[Records from a data collection]
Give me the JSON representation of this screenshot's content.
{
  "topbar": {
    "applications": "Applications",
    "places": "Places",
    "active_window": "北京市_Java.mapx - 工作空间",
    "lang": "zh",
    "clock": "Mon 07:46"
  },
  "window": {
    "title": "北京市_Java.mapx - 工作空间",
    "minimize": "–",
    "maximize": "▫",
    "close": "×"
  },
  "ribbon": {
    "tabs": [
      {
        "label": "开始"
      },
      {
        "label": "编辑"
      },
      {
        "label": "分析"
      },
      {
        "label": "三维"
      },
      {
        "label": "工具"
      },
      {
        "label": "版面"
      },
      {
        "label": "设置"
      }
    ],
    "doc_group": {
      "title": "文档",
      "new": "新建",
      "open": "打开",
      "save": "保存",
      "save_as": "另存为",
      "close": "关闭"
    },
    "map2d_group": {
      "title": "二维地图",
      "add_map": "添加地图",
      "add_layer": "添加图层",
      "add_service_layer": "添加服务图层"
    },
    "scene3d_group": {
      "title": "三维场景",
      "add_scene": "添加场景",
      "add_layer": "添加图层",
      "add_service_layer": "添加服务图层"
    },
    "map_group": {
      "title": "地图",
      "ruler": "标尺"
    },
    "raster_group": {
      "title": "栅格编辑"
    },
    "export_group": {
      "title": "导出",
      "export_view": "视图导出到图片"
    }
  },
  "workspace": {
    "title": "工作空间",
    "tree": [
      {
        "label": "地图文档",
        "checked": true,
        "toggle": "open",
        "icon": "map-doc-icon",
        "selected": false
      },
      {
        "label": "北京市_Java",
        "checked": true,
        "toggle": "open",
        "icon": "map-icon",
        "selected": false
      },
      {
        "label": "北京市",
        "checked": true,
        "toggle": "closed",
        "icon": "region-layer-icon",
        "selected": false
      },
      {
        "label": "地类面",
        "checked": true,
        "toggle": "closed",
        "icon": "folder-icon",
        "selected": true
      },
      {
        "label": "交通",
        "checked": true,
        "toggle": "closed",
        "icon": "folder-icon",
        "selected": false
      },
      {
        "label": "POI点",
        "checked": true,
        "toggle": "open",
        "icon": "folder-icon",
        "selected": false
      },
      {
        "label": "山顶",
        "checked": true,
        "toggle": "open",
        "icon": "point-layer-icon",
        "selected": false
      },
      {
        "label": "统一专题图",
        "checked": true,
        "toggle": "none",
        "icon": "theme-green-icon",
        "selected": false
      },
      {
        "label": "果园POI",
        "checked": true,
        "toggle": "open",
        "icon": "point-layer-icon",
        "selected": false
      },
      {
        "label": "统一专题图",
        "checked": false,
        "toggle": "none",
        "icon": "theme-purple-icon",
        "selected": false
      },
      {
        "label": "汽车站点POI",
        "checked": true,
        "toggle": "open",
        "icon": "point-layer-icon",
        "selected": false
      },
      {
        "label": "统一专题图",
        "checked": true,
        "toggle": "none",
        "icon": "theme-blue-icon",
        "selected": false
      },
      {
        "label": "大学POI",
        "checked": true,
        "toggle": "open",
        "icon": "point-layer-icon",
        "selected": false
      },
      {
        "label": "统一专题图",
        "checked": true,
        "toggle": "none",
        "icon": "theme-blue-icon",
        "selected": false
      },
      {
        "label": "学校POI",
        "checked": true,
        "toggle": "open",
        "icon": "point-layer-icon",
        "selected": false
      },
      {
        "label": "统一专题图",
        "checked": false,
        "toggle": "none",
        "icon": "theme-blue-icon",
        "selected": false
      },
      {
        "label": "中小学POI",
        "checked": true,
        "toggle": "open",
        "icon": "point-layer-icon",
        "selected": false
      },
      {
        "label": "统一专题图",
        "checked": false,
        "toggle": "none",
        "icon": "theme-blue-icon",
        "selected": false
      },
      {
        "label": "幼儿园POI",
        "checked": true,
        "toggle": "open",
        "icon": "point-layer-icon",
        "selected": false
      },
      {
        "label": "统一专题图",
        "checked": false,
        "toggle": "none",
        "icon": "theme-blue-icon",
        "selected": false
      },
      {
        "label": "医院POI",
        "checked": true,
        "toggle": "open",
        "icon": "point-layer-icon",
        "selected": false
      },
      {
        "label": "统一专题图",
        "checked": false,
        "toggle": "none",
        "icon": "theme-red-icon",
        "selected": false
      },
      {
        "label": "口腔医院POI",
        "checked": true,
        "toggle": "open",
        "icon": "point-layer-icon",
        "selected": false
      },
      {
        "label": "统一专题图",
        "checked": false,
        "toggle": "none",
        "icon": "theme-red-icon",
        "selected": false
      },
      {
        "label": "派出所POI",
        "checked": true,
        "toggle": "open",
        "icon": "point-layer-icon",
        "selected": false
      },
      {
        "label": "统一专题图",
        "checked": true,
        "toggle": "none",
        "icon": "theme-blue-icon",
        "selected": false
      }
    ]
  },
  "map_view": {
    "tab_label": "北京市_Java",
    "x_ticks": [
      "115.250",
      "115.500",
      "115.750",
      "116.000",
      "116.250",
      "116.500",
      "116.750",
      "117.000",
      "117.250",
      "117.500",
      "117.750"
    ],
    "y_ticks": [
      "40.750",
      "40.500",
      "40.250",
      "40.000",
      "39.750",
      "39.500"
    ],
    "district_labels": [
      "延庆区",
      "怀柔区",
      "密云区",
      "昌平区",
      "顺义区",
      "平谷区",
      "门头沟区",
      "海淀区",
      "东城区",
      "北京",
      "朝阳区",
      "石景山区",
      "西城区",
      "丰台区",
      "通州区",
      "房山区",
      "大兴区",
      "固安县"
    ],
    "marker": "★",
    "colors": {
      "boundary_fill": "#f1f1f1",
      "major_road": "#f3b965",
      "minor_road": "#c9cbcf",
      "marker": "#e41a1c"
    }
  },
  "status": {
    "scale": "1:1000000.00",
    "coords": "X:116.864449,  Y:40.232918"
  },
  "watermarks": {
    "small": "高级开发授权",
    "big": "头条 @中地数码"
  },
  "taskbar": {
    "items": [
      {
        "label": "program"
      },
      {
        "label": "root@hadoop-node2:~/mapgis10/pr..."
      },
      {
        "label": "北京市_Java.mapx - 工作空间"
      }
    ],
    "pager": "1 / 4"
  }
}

> _What to do_: Print the records once more, exactly as they were given.

> _Result of this task_:
Give me the JSON representation of this screenshot's content.
{
  "topbar": {
    "applications": "Applications",
    "places": "Places",
    "active_window": "北京市_Java.mapx - 工作空间",
    "lang": "zh",
    "clock": "Mon 07:46"
  },
  "window": {
    "title": "北京市_Java.mapx - 工作空间",
    "minimize": "–",
    "maximize": "▫",
    "close": "×"
  },
  "ribbon": {
    "tabs": [
      {
        "label": "开始"
      },
      {
        "label": "编辑"
      },
      {
        "label": "分析"
      },
      {
        "label": "三维"
      },
      {
        "label": "工具"
      },
      {
        "label": "版面"
      },
      {
        "label": "设置"
      }
    ],
    "doc_group": {
      "title": "文档",
      "new": "新建",
      "open": "打开",
      "save": "保存",
      "save_as": "另存为",
      "close": "关闭"
    },
    "map2d_group": {
      "title": "二维地图",
      "add_map": "添加地图",
      "add_layer": "添加图层",
      "add_service_layer": "添加服务图层"
    },
    "scene3d_group": {
      "title": "三维场景",
      "add_scene": "添加场景",
      "add_layer": "添加图层",
      "add_service_layer": "添加服务图层"
    },
    "map_group": {
      "title": "地图",
      "ruler": "标尺"
    },
    "raster_group": {
      "title": "栅格编辑"
    },
    "export_group": {
      "title": "导出",
      "export_view": "视图导出到图片"
    }
  },
  "workspace": {
    "title": "工作空间",
    "tree": [
      {
        "label": "地图文档",
        "checked": true,
        "toggle": "open",
        "icon": "map-doc-icon",
        "selected": false
      },
      {
        "label": "北京市_Java",
        "checked": true,
        "toggle": "open",
        "icon": "map-icon",
        "selected": false
      },
      {
        "label": "北京市",
        "checked": true,
        "toggle": "closed",
        "icon": "region-layer-icon",
        "selected": false
      },
      {
        "label": "地类面",
        "checked": true,
        "toggle": "closed",
        "icon": "folder-icon",
        "selected": true
      },
      {
        "label": "交通",
        "checked": true,
        "toggle": "closed",
        "icon": "folder-icon",
        "selected": false
      },
      {
        "label": "POI点",
        "checked": true,
        "toggle": "open",
        "icon": "folder-icon",
        "selected": false
      },
      {
        "label": "山顶",
        "checked": true,
        "toggle": "open",
        "icon": "point-layer-icon",
        "selected": false
      },
      {
        "label": "统一专题图",
        "checked": true,
        "toggle": "none",
        "icon": "theme-green-icon",
        "selected": false
      },
      {
        "label": "果园POI",
        "checked": true,
        "toggle": "open",
        "icon": "point-layer-icon",
        "selected": false
      },
      {
        "label": "统一专题图",
        "checked": false,
        "toggle": "none",
        "icon": "theme-purple-icon",
        "selected": false
      },
      {
        "label": "汽车站点POI",
        "checked": true,
        "toggle": "open",
        "icon": "point-layer-icon",
        "selected": false
      },
      {
        "label": "统一专题图",
        "checked": true,
        "toggle": "none",
        "icon": "theme-blue-icon",
        "selected": false
      },
      {
        "label": "大学POI",
        "checked": true,
        "toggle": "open",
        "icon": "point-layer-icon",
        "selected": false
      },
      {
        "label": "统一专题图",
        "checked": true,
        "toggle": "none",
        "icon": "theme-blue-icon",
        "selected": false
      },
      {
        "label": "学校POI",
        "checked": true,
        "toggle": "open",
        "icon": "point-layer-icon",
        "selected": false
      },
      {
        "label": "统一专题图",
        "checked": false,
        "toggle": "none",
        "icon": "theme-blue-icon",
        "selected": false
      },
      {
        "label": "中小学POI",
        "checked": true,
        "toggle": "open",
        "icon": "point-layer-icon",
        "selected": false
      },
      {
        "label": "统一专题图",
        "checked": false,
        "toggle": "none",
        "icon": "theme-blue-icon",
        "selected": false
      },
      {
        "label": "幼儿园POI",
        "checked": true,
        "toggle": "open",
        "icon": "point-layer-icon",
        "selected": false
      },
      {
        "label": "统一专题图",
        "checked": false,
        "toggle": "none",
        "icon": "theme-blue-icon",
        "selected": false
      },
      {
        "label": "医院POI",
        "checked": true,
        "toggle": "open",
        "icon": "point-layer-icon",
        "selected": false
      },
      {
        "label": "统一专题图",
        "checked": false,
        "toggle": "none",
        "icon": "theme-red-icon",
        "selected": false
      },
      {
        "label": "口腔医院POI",
        "checked": true,
        "toggle": "open",
        "icon": "point-layer-icon",
        "selected": false
      },
      {
        "label": "统一专题图",
        "checked": false,
        "toggle": "none",
        "icon": "theme-red-icon",
        "selected": false
      },
      {
        "label": "派出所POI",
        "checked": true,
        "toggle": "open",
        "icon": "point-layer-icon",
        "selected": false
      },
      {
        "label": "统一专题图",
        "checked": true,
        "toggle": "none",
        "icon": "theme-blue-icon",
        "selected": false
      }
    ]
  },
  "map_view": {
    "tab_label": "北京市_Java",
    "x_ticks": [
      "115.250",
      "115.500",
      "115.750",
      "116.000",
      "116.250",
      "116.500",
      "116.750",
      "117.000",
      "117.250",
      "117.500",
      "117.750"
    ],
    "y_ticks": [
      "40.750",
      "40.500",
      "40.250",
      "40.000",
      "39.750",
      "39.500"
    ],
    "district_labels": [
      "延庆区",
      "怀柔区",
      "密云区",
      "昌平区",
      "顺义区",
      "平谷区",
      "门头沟区",
      "海淀区",
      "东城区",
      "北京",
      "朝阳区",
      "石景山区",
      "西城区",
      "丰台区",
      "通州区",
      "房山区",
      "大兴区",
      "固安县"
    ],
    "marker": "★",
    "colors": {
      "boundary_fill": "#f1f1f1",
      "major_road": "#f3b965",
      "minor_road": "#c9cbcf",
      "marker": "#e41a1c"
    }
  },
  "status": {
    "scale": "1:1000000.00",
    "coords": "X:116.864449,  Y:40.232918"
  },
  "watermarks": {
    "small": "高级开发授权",
    "big": "头条 @中地数码"
  },
  "taskbar": {
    "items": [
      {
        "label": "program"
      },
      {
        "label": "root@hadoop-node2:~/mapgis10/pr..."
      },
      {
        "label": "北京市_Java.mapx - 工作空间"
      }
    ],
    "pager": "1 / 4"
  }
}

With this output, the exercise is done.